- Aim of the exercise -
Select the lines that contain "Предохранитель" and copy each of them.

[Stored records]
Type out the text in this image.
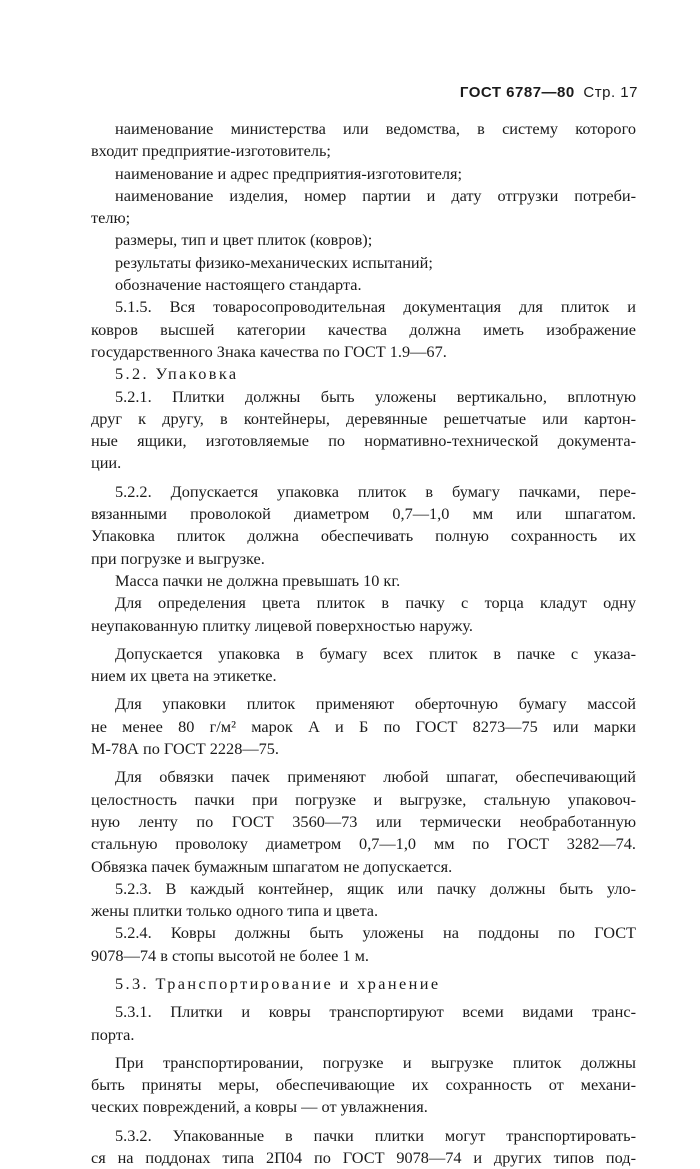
ГОСТ 6787—80 Стр. 17
наименование министерства или ведомства, в систему которого
входит предприятие-изготовитель;
наименование и адрес предприятия-изготовителя;
наименование изделия, номер партии и дату отгрузки потреби-
телю;
размеры, тип и цвет плиток (ковров);
результаты физико-механических испытаний;
обозначение настоящего стандарта.
5.1.5. Вся товаросопроводительная документация для плиток и
ковров высшей категории качества должна иметь изображение
государственного Знака качества по ГОСТ 1.9—67.
5.2. Упаковка
5.2.1. Плитки должны быть уложены вертикально, вплотную
друг к другу, в контейнеры, деревянные решетчатые или картон-
ные ящики, изготовляемые по нормативно-технической документа-
ции.
5.2.2. Допускается упаковка плиток в бумагу пачками, пере-
вязанными проволокой диаметром 0,7—1,0 мм или шпагатом.
Упаковка плиток должна обеспечивать полную сохранность их
при погрузке и выгрузке.
Масса пачки не должна превышать 10 кг.
Для определения цвета плиток в пачку с торца кладут одну
неупакованную плитку лицевой поверхностью наружу.
Допускается упаковка в бумагу всех плиток в пачке с указа-
нием их цвета на этикетке.
Для упаковки плиток применяют оберточную бумагу массой
не менее 80 г/м² марок А и Б по ГОСТ 8273—75 или марки
М-78А по ГОСТ 2228—75.
Для обвязки пачек применяют любой шпагат, обеспечивающий
целостность пачки при погрузке и выгрузке, стальную упаковоч-
ную ленту по ГОСТ 3560—73 или термически необработанную
стальную проволоку диаметром 0,7—1,0 мм по ГОСТ 3282—74.
Обвязка пачек бумажным шпагатом не допускается.
5.2.3. В каждый контейнер, ящик или пачку должны быть уло-
жены плитки только одного типа и цвета.
5.2.4. Ковры должны быть уложены на поддоны по ГОСТ
9078—74 в стопы высотой не более 1 м.
5.3. Транспортирование и хранение
5.3.1. Плитки и ковры транспортируют всеми видами транс-
порта.
При транспортировании, погрузке и выгрузке плиток должны
быть приняты меры, обеспечивающие их сохранность от механи-
ческих повреждений, а ковры — от увлажнения.
5.3.2. Упакованные в пачки плитки могут транспортировать-
ся на поддонах типа 2П04 по ГОСТ 9078—74 и других типов под-
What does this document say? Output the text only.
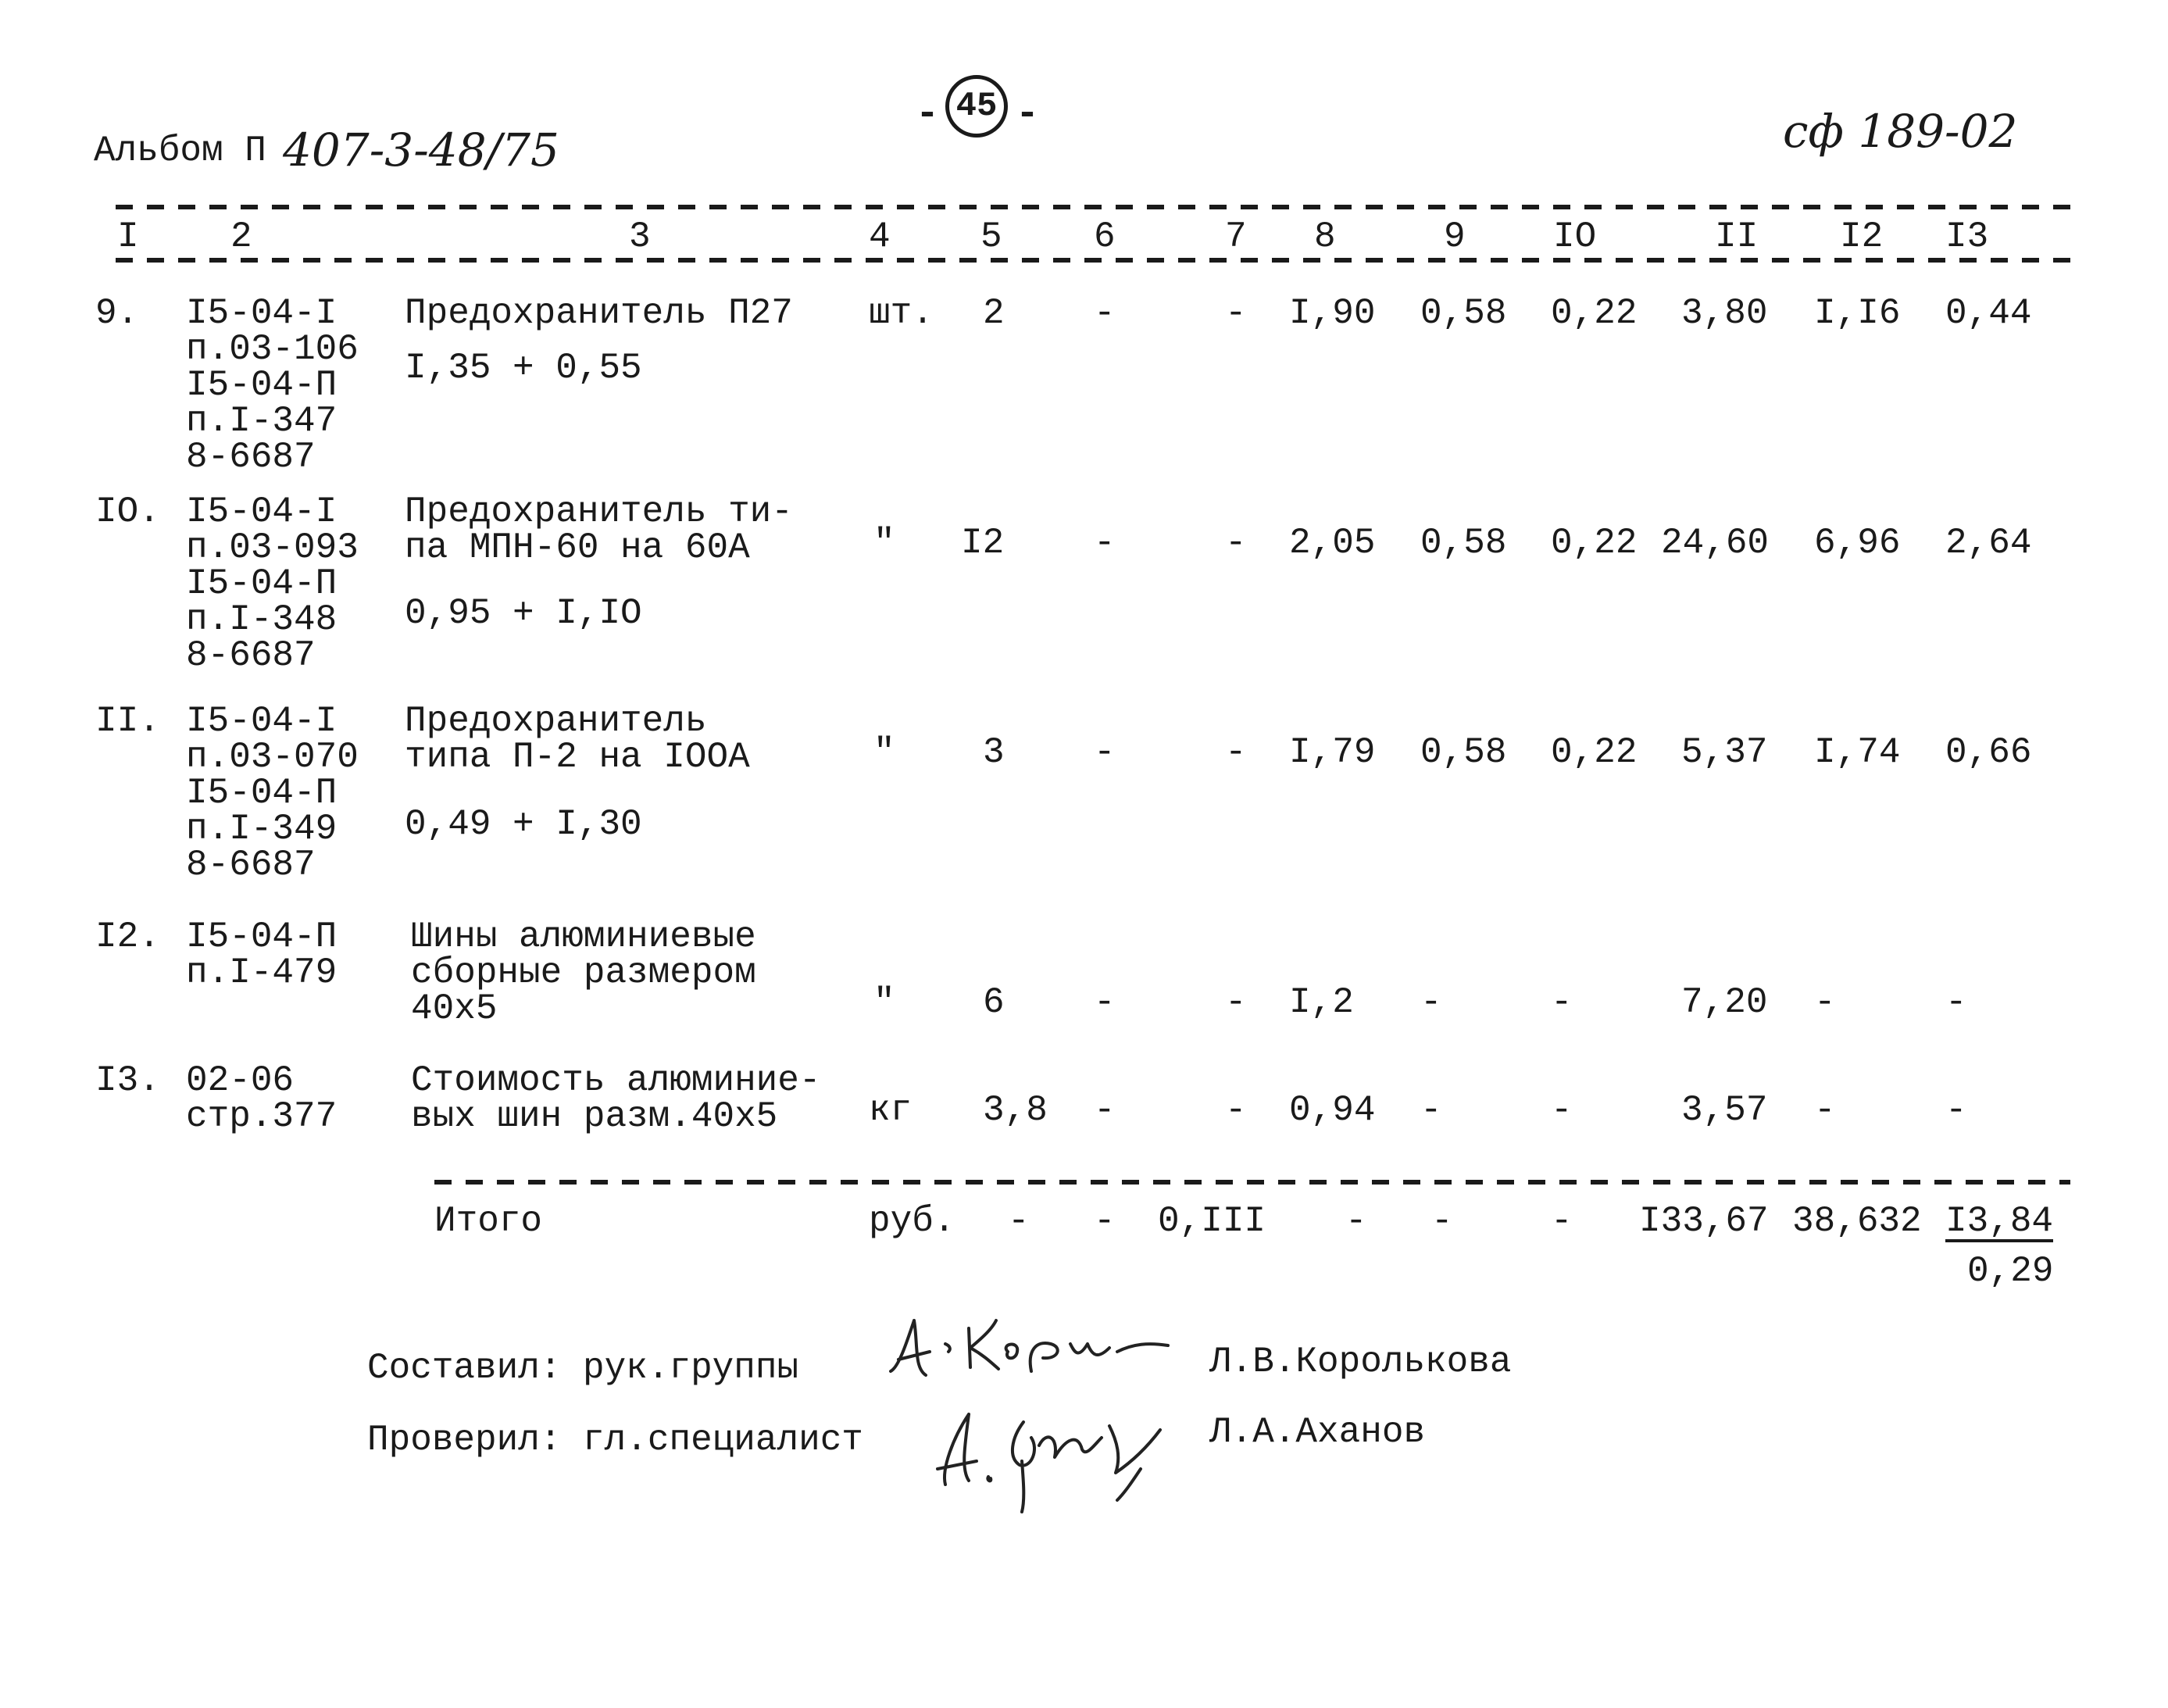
Альбом П 407-3-48/75
- 45 -	сф 189-02
I	2	3	4	5	6	7 8	9 IO	II I2 I3
9. I5-04-I
п.03-106
I5-04-П
п.I-347
8-6687
Предохранитель П27
I,35 + 0,55
шт. 2 -	- I,90 0,58 0,22 3,80 I,I6 0,44
IO. I5-04-I
п.03-093
I5-04-П
п.I-348
8-6687
Предохранитель ти-
па МПН-60 на 60А
0,95 + I,IO
" I2 -	- 2,05 0,58 0,22 24,60 6,96 2,64
II. I5-04-I
п.03-070
I5-04-П
п.I-349
8-6687
Предохранитель
типа П-2 на IOOA
0,49 + I,30
" 3 -	- I,79 0,58 0,22 5,37 I,74 0,66
I2. I5-04-П
п.I-479
Шины алюминиевые
сборные размером
40х5	" 6 -	- I,2 -	-	7,20 -	-
I3. 02-06
стр.377
Стоимость алюминие-
вых шин разм.40х5	кг 3,8 -	- 0,94 -	-	3,57 -	-
Итого	руб. - - 0,III - -	- I33,67 38,632 I3,84
0,29
Составил: рук.группы	Л.В.Королькова
Проверил: гл.специалист	Л.А.Аханов
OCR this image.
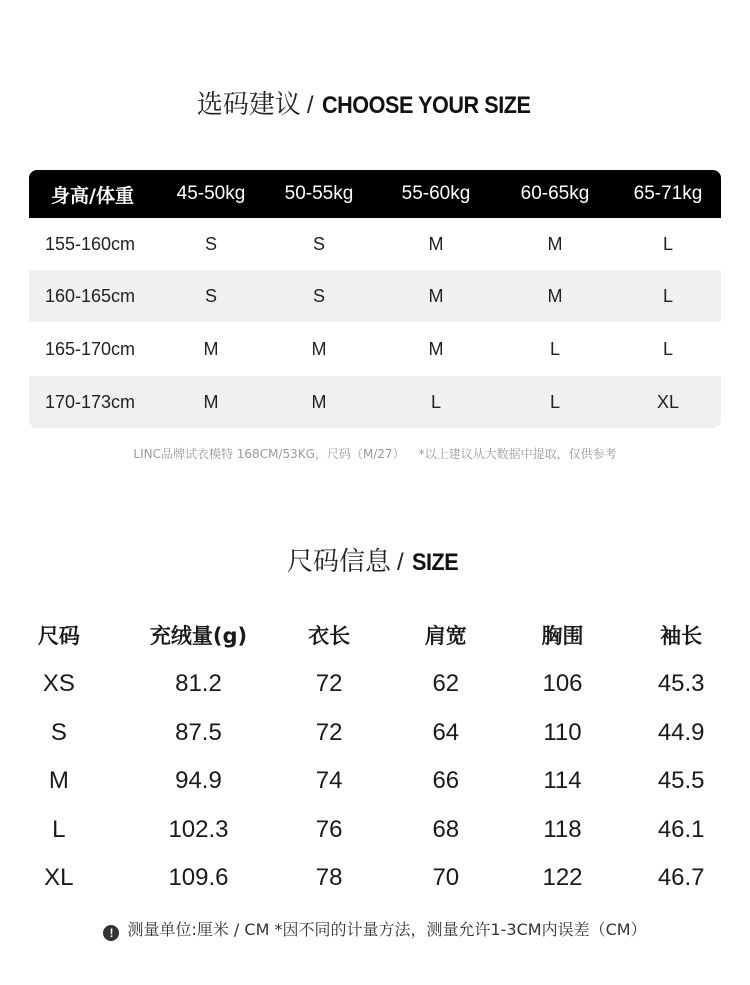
选码建议 / CHOOSE YOUR SIZE
身高/体重	45-50kg	50-55kg	55-60kg	60-65kg	65-71kg
155-160cm	S	S	M	M	L
160-165cm	S	S	M	M	L
165-170cm	M	M	M	L	L
170-173cm	M	M	L	L	XL
LINC品牌试衣模特 168CM/53KG，尺码（M/27） *以上建议从大数据中提取，仅供参考
尺码信息 / SIZE
尺码	充绒量(g)	衣长	肩宽	胸围	袖长
XS	81.2	72	62	106	45.3
S	87.5	72	64	110	44.9
M	94.9	74	66	114	45.5
L	102.3	76	68	118	46.1
XL	109.6	78	70	122	46.7
! 测量单位:厘米 / CM *因不同的计量方法，测量允许1-3CM内误差（CM）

- Exercise answer -
Предохранитель П27
Предохранитель ти-
Предохранитель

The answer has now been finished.